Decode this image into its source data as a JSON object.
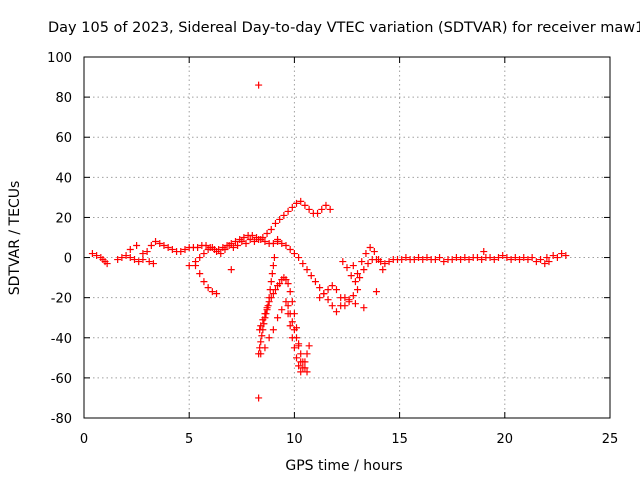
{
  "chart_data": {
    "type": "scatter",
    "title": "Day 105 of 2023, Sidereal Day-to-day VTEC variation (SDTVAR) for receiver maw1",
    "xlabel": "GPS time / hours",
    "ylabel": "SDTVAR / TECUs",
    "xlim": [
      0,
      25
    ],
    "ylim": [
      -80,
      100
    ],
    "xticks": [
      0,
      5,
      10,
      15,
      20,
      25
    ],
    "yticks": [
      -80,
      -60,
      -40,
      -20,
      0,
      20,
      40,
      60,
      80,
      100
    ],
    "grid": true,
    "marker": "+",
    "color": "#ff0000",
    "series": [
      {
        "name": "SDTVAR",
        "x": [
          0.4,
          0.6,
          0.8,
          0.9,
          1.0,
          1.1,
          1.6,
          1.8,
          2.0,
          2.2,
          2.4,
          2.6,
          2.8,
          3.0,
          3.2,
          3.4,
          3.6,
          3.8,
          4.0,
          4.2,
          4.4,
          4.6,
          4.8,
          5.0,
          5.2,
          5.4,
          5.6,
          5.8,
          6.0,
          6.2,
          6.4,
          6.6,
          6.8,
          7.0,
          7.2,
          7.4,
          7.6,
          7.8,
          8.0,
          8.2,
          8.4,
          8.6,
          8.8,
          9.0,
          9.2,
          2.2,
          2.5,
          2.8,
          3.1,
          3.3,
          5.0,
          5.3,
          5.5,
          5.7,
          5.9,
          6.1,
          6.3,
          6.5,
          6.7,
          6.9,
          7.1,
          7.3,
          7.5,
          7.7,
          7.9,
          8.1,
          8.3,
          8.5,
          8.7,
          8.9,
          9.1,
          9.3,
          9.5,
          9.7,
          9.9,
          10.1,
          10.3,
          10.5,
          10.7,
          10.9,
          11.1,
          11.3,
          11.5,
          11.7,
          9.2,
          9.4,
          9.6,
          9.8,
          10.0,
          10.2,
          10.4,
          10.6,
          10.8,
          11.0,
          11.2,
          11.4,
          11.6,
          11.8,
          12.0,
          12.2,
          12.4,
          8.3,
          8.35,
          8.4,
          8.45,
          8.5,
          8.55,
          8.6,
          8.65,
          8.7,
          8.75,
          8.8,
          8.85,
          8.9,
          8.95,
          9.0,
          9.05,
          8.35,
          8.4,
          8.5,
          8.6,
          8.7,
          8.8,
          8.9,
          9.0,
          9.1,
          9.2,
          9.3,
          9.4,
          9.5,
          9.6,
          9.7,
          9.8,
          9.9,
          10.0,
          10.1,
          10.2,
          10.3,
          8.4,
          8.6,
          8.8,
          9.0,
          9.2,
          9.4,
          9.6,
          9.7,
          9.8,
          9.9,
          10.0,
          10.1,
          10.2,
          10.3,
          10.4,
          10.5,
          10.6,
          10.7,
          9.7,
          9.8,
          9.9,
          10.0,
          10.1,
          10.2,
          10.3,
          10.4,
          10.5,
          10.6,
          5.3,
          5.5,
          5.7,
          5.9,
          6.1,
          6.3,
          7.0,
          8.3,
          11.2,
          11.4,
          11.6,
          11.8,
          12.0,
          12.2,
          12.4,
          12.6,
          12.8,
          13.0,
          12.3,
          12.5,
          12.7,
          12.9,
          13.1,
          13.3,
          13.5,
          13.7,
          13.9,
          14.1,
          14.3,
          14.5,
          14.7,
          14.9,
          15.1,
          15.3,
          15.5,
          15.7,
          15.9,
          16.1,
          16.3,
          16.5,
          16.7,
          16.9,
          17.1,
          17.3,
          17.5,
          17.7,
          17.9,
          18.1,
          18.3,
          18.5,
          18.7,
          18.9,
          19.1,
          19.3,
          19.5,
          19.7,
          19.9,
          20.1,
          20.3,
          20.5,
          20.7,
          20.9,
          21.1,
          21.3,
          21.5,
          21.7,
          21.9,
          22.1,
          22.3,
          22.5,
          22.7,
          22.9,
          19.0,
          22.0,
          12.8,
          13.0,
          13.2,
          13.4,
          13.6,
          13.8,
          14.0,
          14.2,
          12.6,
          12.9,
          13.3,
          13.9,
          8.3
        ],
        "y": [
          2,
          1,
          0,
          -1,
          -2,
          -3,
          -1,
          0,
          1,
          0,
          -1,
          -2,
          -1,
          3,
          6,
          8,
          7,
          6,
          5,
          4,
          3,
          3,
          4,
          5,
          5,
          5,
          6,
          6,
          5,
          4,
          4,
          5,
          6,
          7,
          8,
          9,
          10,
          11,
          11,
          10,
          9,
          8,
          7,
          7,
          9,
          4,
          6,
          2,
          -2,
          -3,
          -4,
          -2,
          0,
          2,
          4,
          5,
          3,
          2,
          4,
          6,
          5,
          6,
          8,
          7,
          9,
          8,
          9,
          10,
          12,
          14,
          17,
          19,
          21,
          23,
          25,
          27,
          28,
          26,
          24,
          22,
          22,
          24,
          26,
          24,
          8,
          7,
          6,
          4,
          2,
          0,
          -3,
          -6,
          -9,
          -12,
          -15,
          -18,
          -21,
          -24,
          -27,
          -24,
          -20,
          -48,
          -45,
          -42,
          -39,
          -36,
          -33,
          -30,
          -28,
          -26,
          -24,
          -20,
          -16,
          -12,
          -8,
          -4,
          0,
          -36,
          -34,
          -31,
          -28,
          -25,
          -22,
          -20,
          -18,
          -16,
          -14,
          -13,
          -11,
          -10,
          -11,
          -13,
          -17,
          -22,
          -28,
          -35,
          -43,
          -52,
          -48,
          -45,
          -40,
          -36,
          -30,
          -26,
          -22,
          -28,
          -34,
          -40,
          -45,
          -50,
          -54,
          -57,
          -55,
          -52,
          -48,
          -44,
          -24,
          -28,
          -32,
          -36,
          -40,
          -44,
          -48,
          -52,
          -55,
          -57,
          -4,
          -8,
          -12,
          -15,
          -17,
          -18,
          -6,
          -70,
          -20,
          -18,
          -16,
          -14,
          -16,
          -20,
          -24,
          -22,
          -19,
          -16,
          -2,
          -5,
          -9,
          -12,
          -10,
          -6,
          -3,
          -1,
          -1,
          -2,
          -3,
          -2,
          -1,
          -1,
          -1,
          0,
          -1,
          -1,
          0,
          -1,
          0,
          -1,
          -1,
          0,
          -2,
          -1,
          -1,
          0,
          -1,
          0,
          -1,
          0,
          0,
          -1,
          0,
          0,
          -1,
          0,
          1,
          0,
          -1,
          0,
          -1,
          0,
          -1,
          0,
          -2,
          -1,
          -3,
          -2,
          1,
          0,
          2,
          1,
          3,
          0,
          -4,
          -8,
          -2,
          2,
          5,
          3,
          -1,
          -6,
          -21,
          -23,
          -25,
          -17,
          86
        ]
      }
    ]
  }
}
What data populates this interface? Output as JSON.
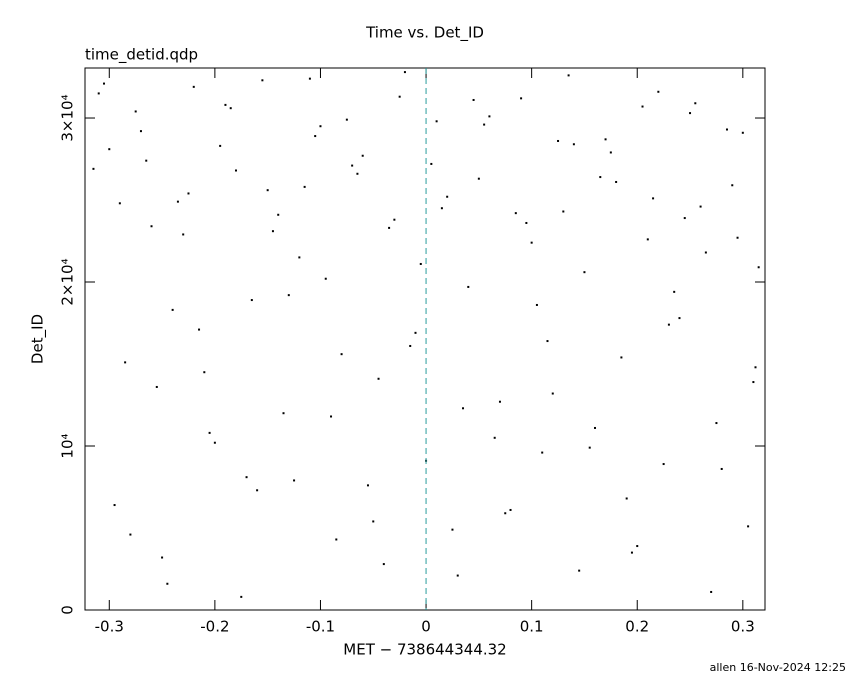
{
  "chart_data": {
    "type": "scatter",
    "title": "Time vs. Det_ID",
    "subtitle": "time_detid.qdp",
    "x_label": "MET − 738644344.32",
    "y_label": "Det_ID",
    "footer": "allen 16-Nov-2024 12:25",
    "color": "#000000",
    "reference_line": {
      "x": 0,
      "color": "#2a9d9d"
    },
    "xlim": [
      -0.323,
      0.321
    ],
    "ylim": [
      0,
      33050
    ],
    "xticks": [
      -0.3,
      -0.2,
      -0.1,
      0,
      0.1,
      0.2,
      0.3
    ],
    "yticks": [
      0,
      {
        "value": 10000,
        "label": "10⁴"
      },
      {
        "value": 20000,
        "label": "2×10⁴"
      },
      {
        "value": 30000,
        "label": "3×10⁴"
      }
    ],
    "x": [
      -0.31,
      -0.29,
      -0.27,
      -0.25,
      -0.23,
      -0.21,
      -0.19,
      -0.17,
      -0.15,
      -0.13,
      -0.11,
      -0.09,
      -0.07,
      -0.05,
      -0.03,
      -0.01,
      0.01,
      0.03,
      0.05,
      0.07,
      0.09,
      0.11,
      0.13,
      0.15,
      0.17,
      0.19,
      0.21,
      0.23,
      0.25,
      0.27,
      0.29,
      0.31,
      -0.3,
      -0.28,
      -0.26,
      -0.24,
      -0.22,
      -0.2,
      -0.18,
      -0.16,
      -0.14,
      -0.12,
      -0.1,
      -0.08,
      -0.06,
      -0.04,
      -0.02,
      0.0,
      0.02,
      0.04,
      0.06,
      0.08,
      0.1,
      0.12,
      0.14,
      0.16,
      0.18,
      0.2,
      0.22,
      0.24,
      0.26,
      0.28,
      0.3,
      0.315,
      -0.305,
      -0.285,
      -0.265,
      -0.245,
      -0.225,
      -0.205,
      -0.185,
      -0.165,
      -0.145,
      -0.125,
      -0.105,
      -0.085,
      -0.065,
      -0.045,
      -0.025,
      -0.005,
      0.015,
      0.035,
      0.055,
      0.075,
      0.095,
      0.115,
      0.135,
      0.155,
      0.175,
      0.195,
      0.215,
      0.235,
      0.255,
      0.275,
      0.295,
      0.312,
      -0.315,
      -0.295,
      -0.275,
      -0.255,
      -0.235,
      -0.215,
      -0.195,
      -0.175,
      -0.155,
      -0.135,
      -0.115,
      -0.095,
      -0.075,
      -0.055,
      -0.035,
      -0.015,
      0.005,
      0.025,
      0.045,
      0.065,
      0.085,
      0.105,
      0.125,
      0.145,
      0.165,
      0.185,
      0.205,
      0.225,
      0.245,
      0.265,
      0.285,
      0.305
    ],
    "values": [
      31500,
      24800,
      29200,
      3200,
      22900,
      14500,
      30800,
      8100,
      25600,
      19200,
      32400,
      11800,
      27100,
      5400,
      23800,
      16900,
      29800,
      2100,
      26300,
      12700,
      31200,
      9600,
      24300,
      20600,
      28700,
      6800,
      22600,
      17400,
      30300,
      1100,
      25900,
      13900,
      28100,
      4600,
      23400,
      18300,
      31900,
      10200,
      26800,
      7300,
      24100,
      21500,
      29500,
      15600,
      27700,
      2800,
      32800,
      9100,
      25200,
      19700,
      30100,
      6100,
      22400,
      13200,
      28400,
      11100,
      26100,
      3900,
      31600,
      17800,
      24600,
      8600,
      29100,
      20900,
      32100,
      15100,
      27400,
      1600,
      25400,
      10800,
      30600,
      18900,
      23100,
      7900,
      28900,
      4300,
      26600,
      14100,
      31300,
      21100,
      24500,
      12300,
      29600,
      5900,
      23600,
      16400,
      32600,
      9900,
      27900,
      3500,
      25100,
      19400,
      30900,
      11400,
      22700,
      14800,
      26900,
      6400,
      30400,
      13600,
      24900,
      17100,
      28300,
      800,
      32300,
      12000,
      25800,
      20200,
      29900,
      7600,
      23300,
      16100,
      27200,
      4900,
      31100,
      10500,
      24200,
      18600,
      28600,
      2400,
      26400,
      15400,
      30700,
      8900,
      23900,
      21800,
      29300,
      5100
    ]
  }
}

▬▬▬▬▬▬▬▬▬▬

GOAL - Read through the entries and copy each line in which "this" appears.

RESPONSE BELOW -
Decode this image into its source data as a JSON object.
What data populates this interface? Output as JSON.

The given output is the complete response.